## begin
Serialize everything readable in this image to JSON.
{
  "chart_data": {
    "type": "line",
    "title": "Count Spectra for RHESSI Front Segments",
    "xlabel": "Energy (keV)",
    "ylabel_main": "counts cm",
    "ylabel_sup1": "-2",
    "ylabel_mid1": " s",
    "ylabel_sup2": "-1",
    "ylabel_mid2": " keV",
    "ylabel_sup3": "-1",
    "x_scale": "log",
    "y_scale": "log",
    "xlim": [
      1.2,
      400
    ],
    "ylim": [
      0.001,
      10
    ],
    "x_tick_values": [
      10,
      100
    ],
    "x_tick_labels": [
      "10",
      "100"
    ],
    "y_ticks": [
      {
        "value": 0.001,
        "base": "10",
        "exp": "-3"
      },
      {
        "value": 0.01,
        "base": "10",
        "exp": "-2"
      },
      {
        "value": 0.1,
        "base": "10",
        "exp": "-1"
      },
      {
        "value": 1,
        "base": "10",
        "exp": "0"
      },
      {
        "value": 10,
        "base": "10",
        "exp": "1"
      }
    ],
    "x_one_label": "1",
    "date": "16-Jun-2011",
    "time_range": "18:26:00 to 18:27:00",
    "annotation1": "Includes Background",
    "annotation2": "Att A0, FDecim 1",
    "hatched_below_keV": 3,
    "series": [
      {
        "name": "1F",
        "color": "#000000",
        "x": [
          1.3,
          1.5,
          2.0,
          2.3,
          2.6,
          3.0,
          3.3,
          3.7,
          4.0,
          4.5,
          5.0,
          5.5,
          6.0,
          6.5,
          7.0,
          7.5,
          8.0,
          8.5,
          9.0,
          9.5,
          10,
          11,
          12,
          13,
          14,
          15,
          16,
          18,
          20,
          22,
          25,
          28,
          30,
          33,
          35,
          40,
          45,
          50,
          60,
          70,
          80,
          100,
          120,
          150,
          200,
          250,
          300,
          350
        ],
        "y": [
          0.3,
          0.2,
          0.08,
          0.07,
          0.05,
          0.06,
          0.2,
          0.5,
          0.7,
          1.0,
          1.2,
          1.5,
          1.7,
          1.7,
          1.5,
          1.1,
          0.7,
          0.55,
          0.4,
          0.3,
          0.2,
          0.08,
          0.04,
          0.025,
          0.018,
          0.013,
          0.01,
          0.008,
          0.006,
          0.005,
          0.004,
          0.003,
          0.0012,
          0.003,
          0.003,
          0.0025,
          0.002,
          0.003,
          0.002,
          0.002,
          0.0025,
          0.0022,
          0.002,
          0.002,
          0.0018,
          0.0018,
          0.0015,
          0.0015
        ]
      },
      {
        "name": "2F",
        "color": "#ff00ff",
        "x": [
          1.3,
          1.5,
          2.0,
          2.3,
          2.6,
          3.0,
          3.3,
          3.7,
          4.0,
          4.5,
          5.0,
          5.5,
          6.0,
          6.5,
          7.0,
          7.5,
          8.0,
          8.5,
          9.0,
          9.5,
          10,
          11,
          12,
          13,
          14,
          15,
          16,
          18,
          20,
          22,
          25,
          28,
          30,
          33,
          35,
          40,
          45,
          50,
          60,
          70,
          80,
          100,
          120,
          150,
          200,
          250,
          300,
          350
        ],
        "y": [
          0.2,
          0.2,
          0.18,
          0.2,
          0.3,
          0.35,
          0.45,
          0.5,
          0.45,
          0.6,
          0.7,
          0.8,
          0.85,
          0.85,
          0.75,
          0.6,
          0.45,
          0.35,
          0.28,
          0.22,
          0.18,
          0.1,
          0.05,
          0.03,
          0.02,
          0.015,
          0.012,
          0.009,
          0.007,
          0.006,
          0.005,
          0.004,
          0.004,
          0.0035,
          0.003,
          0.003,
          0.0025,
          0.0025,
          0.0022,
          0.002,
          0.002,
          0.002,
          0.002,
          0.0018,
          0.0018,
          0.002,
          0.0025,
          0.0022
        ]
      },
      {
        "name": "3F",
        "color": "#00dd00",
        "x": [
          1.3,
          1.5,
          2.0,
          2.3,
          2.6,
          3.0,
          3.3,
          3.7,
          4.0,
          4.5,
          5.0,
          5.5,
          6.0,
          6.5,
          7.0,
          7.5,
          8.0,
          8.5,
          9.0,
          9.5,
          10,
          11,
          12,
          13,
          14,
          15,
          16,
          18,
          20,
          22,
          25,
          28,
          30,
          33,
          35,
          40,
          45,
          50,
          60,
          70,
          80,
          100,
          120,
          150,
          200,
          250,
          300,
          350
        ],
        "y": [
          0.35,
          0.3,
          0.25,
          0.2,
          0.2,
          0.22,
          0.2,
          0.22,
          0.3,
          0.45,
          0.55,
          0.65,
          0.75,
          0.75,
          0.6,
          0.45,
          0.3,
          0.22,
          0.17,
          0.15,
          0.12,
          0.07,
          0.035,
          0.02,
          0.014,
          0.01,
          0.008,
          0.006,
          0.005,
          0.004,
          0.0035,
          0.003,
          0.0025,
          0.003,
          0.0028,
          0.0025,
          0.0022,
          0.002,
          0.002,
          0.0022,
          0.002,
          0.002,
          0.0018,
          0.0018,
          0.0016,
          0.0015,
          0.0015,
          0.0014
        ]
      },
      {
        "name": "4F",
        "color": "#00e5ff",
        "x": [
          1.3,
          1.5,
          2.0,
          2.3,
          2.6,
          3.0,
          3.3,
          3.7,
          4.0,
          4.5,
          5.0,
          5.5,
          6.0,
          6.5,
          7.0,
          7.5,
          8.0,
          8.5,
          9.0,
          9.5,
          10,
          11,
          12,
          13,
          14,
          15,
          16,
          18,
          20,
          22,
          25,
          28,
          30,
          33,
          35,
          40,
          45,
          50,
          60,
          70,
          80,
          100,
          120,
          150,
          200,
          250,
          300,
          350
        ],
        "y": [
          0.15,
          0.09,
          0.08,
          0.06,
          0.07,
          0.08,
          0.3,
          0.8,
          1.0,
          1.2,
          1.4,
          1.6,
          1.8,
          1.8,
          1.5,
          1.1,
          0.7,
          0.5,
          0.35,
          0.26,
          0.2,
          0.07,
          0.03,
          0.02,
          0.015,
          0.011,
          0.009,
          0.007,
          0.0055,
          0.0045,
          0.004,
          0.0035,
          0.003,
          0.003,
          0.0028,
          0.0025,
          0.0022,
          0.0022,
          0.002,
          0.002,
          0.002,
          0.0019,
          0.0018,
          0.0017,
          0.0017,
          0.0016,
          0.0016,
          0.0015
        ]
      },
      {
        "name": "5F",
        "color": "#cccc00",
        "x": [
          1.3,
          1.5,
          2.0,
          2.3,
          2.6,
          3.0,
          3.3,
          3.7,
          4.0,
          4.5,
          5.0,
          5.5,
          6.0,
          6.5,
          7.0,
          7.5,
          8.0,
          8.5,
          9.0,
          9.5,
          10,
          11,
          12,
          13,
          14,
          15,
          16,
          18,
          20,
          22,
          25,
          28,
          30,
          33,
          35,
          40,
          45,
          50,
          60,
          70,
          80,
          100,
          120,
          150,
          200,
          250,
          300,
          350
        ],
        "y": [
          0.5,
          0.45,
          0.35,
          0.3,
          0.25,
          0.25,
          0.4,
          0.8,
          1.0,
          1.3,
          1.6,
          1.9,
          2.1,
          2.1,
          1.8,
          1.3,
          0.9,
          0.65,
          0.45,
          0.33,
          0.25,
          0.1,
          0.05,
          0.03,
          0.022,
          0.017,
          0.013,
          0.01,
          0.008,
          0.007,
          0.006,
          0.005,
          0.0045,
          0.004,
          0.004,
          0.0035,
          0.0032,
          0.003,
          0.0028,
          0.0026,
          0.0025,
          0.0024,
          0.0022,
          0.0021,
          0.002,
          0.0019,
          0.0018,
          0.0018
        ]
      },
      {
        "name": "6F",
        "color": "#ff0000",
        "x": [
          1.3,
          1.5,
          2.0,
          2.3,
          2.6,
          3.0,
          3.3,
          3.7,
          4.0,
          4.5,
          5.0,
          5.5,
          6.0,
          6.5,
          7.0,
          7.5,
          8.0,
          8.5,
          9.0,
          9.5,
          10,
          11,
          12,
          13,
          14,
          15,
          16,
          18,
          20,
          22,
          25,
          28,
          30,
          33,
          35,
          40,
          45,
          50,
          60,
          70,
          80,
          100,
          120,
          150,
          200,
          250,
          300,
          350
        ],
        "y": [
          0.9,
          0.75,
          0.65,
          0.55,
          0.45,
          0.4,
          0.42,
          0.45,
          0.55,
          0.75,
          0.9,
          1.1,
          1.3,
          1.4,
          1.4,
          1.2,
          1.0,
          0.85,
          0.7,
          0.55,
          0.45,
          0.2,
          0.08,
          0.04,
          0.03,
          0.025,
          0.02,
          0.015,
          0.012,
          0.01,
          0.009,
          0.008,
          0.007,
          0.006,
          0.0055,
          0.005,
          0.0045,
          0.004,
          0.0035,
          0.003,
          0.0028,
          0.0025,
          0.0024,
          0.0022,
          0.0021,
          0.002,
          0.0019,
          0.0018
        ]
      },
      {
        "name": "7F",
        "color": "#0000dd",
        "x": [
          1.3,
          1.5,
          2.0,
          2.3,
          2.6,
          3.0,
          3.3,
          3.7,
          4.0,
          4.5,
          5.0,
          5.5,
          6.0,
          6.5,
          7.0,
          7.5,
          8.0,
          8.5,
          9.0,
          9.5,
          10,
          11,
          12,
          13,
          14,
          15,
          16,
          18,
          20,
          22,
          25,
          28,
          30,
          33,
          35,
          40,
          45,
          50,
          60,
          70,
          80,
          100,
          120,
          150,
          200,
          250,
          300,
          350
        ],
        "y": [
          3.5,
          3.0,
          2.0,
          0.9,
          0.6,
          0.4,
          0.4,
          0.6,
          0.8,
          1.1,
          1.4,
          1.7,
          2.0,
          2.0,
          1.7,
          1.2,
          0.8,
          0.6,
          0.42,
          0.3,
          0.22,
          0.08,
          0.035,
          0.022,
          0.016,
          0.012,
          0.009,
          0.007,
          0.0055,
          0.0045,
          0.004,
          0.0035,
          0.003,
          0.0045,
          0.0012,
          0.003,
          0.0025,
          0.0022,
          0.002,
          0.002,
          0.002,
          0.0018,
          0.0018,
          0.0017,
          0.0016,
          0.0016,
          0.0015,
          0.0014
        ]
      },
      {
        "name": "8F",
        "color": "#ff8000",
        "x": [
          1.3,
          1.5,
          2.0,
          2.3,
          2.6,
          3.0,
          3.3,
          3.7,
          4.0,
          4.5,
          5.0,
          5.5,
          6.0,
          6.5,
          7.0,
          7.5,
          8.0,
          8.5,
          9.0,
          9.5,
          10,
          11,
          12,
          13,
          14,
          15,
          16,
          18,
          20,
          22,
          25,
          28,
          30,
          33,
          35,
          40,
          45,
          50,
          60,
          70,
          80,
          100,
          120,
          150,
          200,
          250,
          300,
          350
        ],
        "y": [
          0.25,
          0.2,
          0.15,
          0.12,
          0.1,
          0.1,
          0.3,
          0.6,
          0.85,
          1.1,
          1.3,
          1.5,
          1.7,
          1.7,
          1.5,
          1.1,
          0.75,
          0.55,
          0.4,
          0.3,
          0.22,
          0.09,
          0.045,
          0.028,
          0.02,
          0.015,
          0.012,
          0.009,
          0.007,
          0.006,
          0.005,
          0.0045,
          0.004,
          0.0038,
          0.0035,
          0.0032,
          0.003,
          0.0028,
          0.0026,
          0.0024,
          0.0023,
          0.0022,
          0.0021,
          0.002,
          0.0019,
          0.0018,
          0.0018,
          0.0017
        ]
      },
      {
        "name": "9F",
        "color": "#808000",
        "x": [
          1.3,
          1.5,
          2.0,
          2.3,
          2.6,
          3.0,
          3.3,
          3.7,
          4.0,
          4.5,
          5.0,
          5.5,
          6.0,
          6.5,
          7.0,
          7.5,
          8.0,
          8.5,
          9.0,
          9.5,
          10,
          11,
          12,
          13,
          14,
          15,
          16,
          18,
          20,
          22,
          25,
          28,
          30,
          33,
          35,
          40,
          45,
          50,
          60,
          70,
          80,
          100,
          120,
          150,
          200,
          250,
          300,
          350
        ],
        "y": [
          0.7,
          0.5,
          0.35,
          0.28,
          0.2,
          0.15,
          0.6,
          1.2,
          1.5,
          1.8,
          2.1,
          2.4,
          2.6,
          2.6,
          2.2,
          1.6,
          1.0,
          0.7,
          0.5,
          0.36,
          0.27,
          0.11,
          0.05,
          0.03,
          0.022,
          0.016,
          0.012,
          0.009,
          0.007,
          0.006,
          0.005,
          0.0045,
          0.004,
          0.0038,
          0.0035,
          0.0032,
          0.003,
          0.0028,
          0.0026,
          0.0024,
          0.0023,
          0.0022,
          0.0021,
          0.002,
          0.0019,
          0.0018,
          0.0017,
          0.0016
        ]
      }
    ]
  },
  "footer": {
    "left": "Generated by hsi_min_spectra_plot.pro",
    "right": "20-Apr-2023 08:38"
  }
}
## end
(TO BE DONE)
From the data above, pick out each line containing "color" and copy it.

(FINAL RESULT)
        "color": "#000000",
        "color": "#ff00ff",
        "color": "#00dd00",
        "color": "#00e5ff",
        "color": "#cccc00",
        "color": "#ff0000",
        "color": "#0000dd",
        "color": "#ff8000",
        "color": "#808000",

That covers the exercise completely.